(Data items)
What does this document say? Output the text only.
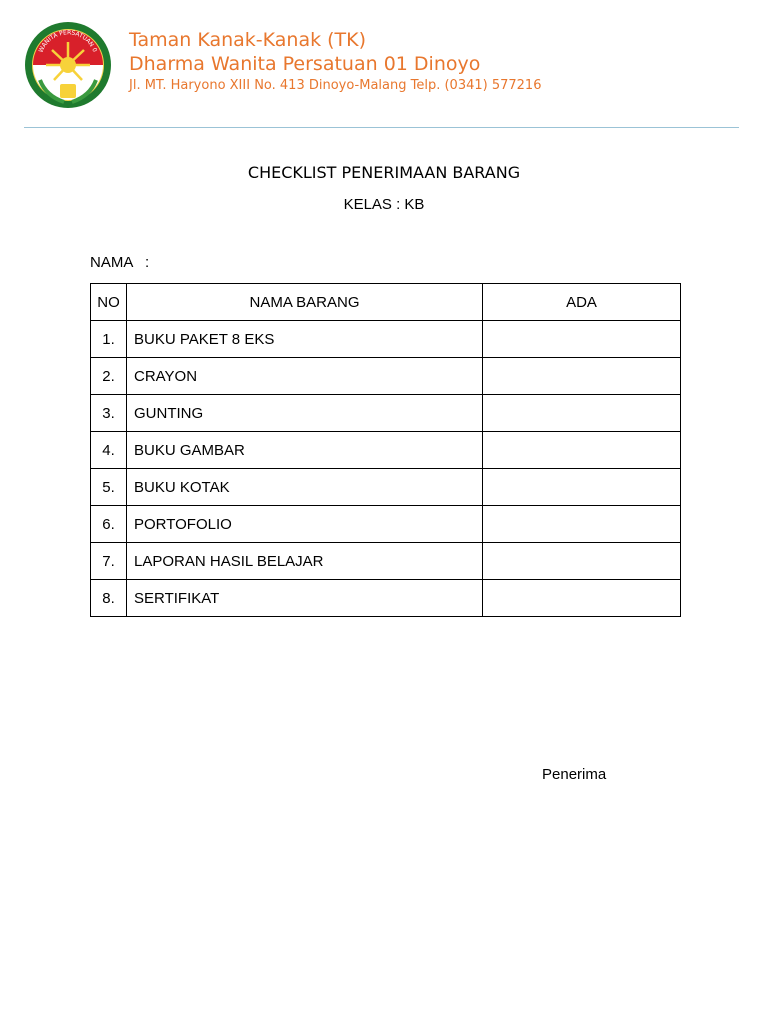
WANITA PERSATUAN 0 Taman Kanak-Kanak (TK)
Dharma Wanita Persatuan 01 Dinoyo
Jl. MT. Haryono XIII No. 413 Dinoyo-Malang Telp. (0341) 577216
CHECKLIST PENERIMAAN BARANG
KELAS : KB
NAMA   :
NO	NAMA BARANG	ADA
1.	BUKU PAKET 8 EKS	
2.	CRAYON	
3.	GUNTING	
4.	BUKU GAMBAR	
5.	BUKU KOTAK	
6.	PORTOFOLIO	
7.	LAPORAN HASIL BELAJAR	
8.	SERTIFIKAT	
Penerima
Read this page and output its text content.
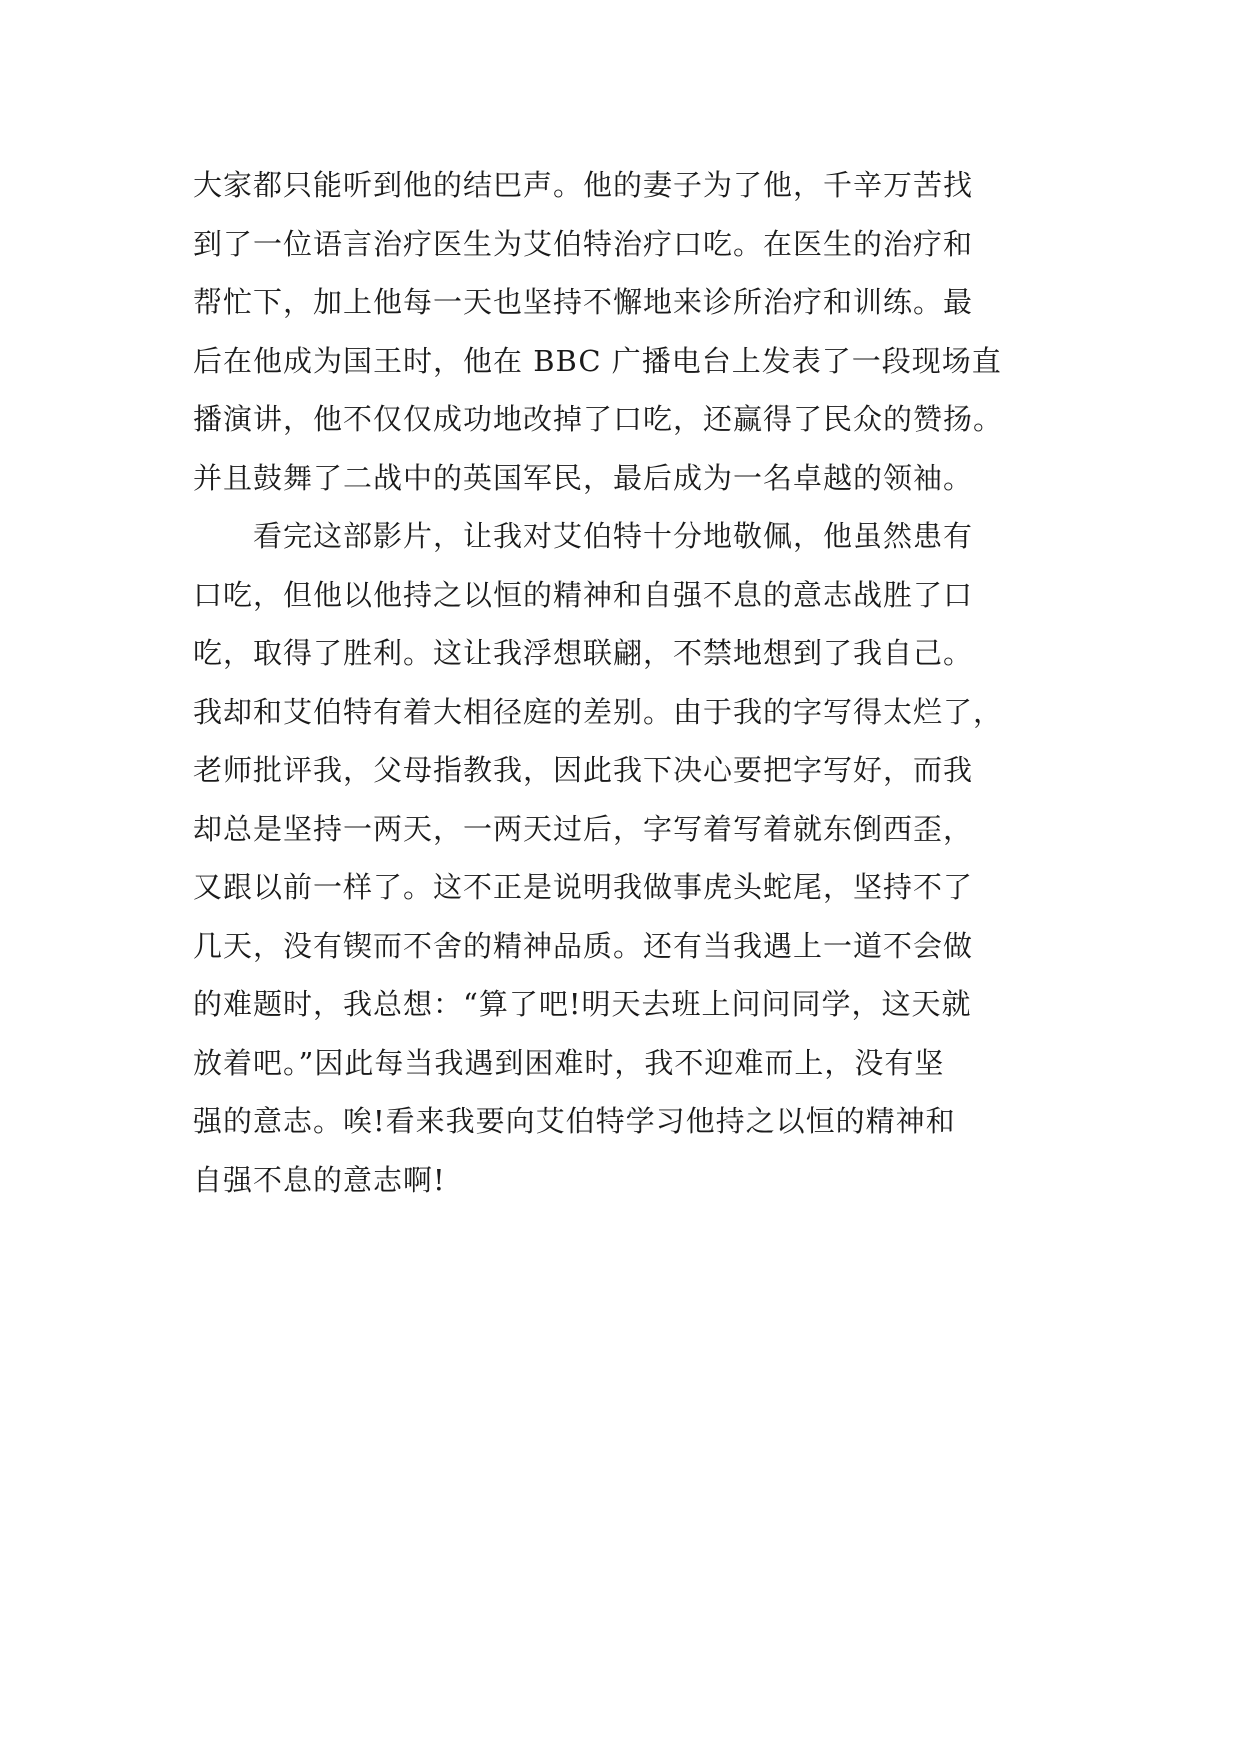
大家都只能听到他的结巴声。他的妻子为了他，千辛万苦找
到了一位语言治疗医生为艾伯特治疗口吃。在医生的治疗和
帮忙下，加上他每一天也坚持不懈地来诊所治疗和训练。最
后在他成为国王时，他在 BBC 广播电台上发表了一段现场直
播演讲，他不仅仅成功地改掉了口吃，还赢得了民众的赞扬。
并且鼓舞了二战中的英国军民，最后成为一名卓越的领袖。
　　看完这部影片，让我对艾伯特十分地敬佩，他虽然患有
口吃，但他以他持之以恒的精神和自强不息的意志战胜了口
吃，取得了胜利。这让我浮想联翩，不禁地想到了我自己。
我却和艾伯特有着大相径庭的差别。由于我的字写得太烂了，
老师批评我，父母指教我，因此我下决心要把字写好，而我
却总是坚持一两天，一两天过后，字写着写着就东倒西歪，
又跟以前一样了。这不正是说明我做事虎头蛇尾，坚持不了
几天，没有锲而不舍的精神品质。还有当我遇上一道不会做
的难题时，我总想：“算了吧!明天去班上问问同学，这天就
放着吧。”因此每当我遇到困难时，我不迎难而上，没有坚
强的意志。唉!看来我要向艾伯特学习他持之以恒的精神和
自强不息的意志啊!
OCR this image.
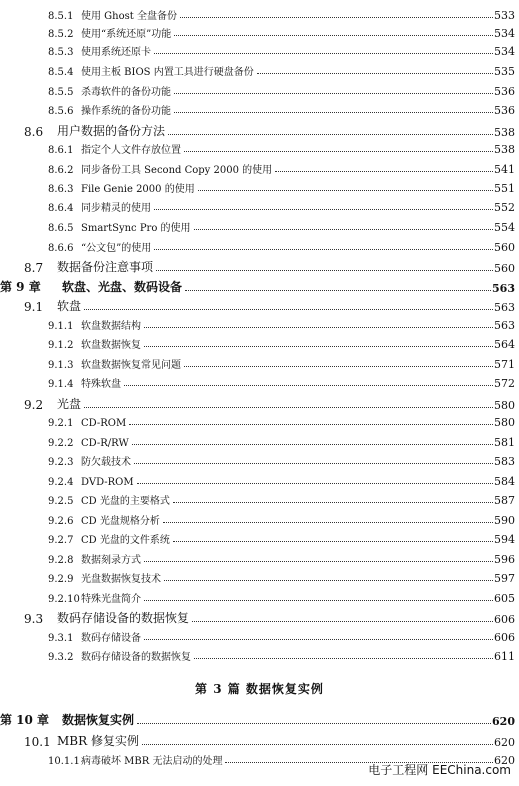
8.5.1 使用 Ghost 全盘备份	533
8.5.2 使用“系统还原”功能	534
8.5.3 使用系统还原卡	534
8.5.4 使用主板 BIOS 内置工具进行硬盘备份	535
8.5.5 杀毒软件的备份功能	536
8.5.6 操作系统的备份功能	536
8.6	用户数据的备份方法	538
8.6.1 指定个人文件存放位置	538
8.6.2 同步备份工具 Second Copy 2000 的使用	541
8.6.3 File Genie 2000 的使用	551
8.6.4 同步精灵的使用	552
8.6.5 SmartSync Pro 的使用	554
8.6.6 “公文包”的使用	560
8.7	数据备份注意事项	560
第 9 章	软盘、光盘、数码设备	563
9.1	软盘	563
9.1.1 软盘数据结构	563
9.1.2 软盘数据恢复	564
9.1.3 软盘数据恢复常见问题	571
9.1.4 特殊软盘	572
9.2	光盘	580
9.2.1 CD-ROM	580
9.2.2 CD-R/RW	581
9.2.3 防欠载技术	583
9.2.4 DVD-ROM	584
9.2.5 CD 光盘的主要格式	587
9.2.6 CD 光盘规格分析	590
9.2.7 CD 光盘的文件系统	594
9.2.8 数据刻录方式	596
9.2.9 光盘数据恢复技术	597
9.2.10 特殊光盘简介	605
9.3	数码存储设备的数据恢复	606
9.3.1 数码存储设备	606
9.3.2 数码存储设备的数据恢复	611
第 10 章	数据恢复实例	620
10.1 MBR 修复实例	620
10.1.1 病毒破坏 MBR 无法启动的处理	620
第 3 篇 数据恢复实例
电子工程网 EEChina.com
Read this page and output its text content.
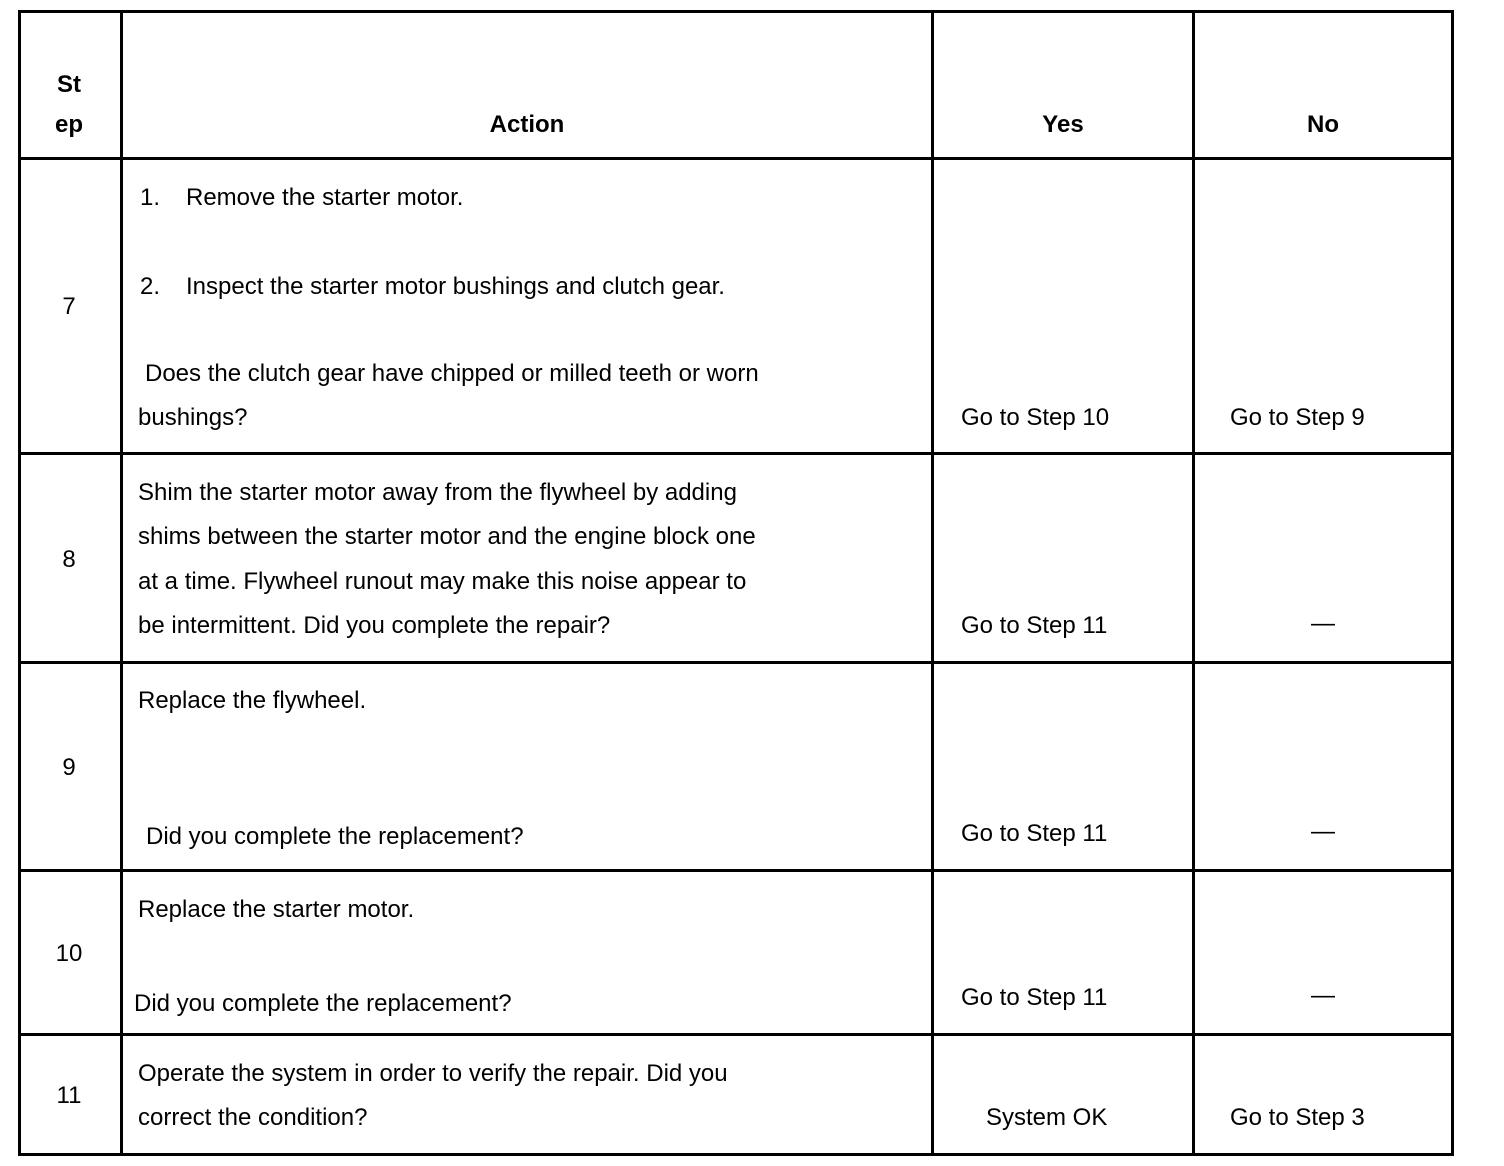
St
ep	Action	Yes	No
7
1. Remove the starter motor.
2. Inspect the starter motor bushings and clutch gear.
Does the clutch gear have chipped or milled teeth or worn
bushings?	Go to Step 10	Go to Step 9
8
Shim the starter motor away from the flywheel by adding
shims between the starter motor and the engine block one
at a time. Flywheel runout may make this noise appear to
be intermittent. Did you complete the repair?	Go to Step 11	—
9
Replace the flywheel.
Did you complete the replacement?	Go to Step 11	—
10
Replace the starter motor.
Did you complete the replacement?	Go to Step 11	—
11
Operate the system in order to verify the repair. Did you
correct the condition?	System OK	Go to Step 3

◆ PROBLEM TO SOLVE
Reproduce every entry word for word, but skip any pictures.

◆ SOLUTION TO THIS TASK
What does this document say? Output the text only.
WANITA PERSATUAN 0 Taman Kanak-Kanak (TK)
Dharma Wanita Persatuan 01 Dinoyo
Jl. MT. Haryono XIII No. 413 Dinoyo-Malang Telp. (0341) 577216
CHECKLIST PENERIMAAN BARANG
KELAS : KB
NAMA   :
NO	NAMA BARANG	ADA
1.	BUKU PAKET 8 EKS	
2.	CRAYON	
3.	GUNTING	
4.	BUKU GAMBAR	
5.	BUKU KOTAK	
6.	PORTOFOLIO	
7.	LAPORAN HASIL BELAJAR	
8.	SERTIFIKAT	
Penerima
Read this page and output its text content.
大家都只能听到他的结巴声。他的妻子为了他，千辛万苦找
到了一位语言治疗医生为艾伯特治疗口吃。在医生的治疗和
帮忙下，加上他每一天也坚持不懈地来诊所治疗和训练。最
后在他成为国王时，他在 BBC 广播电台上发表了一段现场直
播演讲，他不仅仅成功地改掉了口吃，还赢得了民众的赞扬。
并且鼓舞了二战中的英国军民，最后成为一名卓越的领袖。
　　看完这部影片，让我对艾伯特十分地敬佩，他虽然患有
口吃，但他以他持之以恒的精神和自强不息的意志战胜了口
吃，取得了胜利。这让我浮想联翩，不禁地想到了我自己。
我却和艾伯特有着大相径庭的差别。由于我的字写得太烂了，
老师批评我，父母指教我，因此我下决心要把字写好，而我
却总是坚持一两天，一两天过后，字写着写着就东倒西歪，
又跟以前一样了。这不正是说明我做事虎头蛇尾，坚持不了
几天，没有锲而不舍的精神品质。还有当我遇上一道不会做
的难题时，我总想：“算了吧!明天去班上问问同学，这天就
放着吧。”因此每当我遇到困难时，我不迎难而上，没有坚
强的意志。唉!看来我要向艾伯特学习他持之以恒的精神和
自强不息的意志啊!
OCR this image.
8.5.1 使用 Ghost 全盘备份	533
8.5.2 使用“系统还原”功能	534
8.5.3 使用系统还原卡	534
8.5.4 使用主板 BIOS 内置工具进行硬盘备份	535
8.5.5 杀毒软件的备份功能	536
8.5.6 操作系统的备份功能	536
8.6	用户数据的备份方法	538
8.6.1 指定个人文件存放位置	538
8.6.2 同步备份工具 Second Copy 2000 的使用	541
8.6.3 File Genie 2000 的使用	551
8.6.4 同步精灵的使用	552
8.6.5 SmartSync Pro 的使用	554
8.6.6 “公文包”的使用	560
8.7	数据备份注意事项	560
第 9 章	软盘、光盘、数码设备	563
9.1	软盘	563
9.1.1 软盘数据结构	563
9.1.2 软盘数据恢复	564
9.1.3 软盘数据恢复常见问题	571
9.1.4 特殊软盘	572
9.2	光盘	580
9.2.1 CD-ROM	580
9.2.2 CD-R/RW	581
9.2.3 防欠载技术	583
9.2.4 DVD-ROM	584
9.2.5 CD 光盘的主要格式	587
9.2.6 CD 光盘规格分析	590
9.2.7 CD 光盘的文件系统	594
9.2.8 数据刻录方式	596
9.2.9 光盘数据恢复技术	597
9.2.10 特殊光盘简介	605
9.3	数码存储设备的数据恢复	606
9.3.1 数码存储设备	606
9.3.2 数码存储设备的数据恢复	611
第 10 章	数据恢复实例	620
10.1 MBR 修复实例	620
10.1.1 病毒破坏 MBR 无法启动的处理	620
第 3 篇 数据恢复实例
电子工程网 EEChina.com
Read this page and output its text content.
St
ep	Action	Yes	No
7
1. Remove the starter motor.
2. Inspect the starter motor bushings and clutch gear.
Does the clutch gear have chipped or milled teeth or worn
bushings?	Go to Step 10	Go to Step 9
8
Shim the starter motor away from the flywheel by adding
shims between the starter motor and the engine block one
at a time. Flywheel runout may make this noise appear to
be intermittent. Did you complete the repair?	Go to Step 11	—
9
Replace the flywheel.
Did you complete the replacement?	Go to Step 11	—
10
Replace the starter motor.
Did you complete the replacement?	Go to Step 11	—
11
Operate the system in order to verify the repair. Did you
correct the condition?	System OK	Go to Step 3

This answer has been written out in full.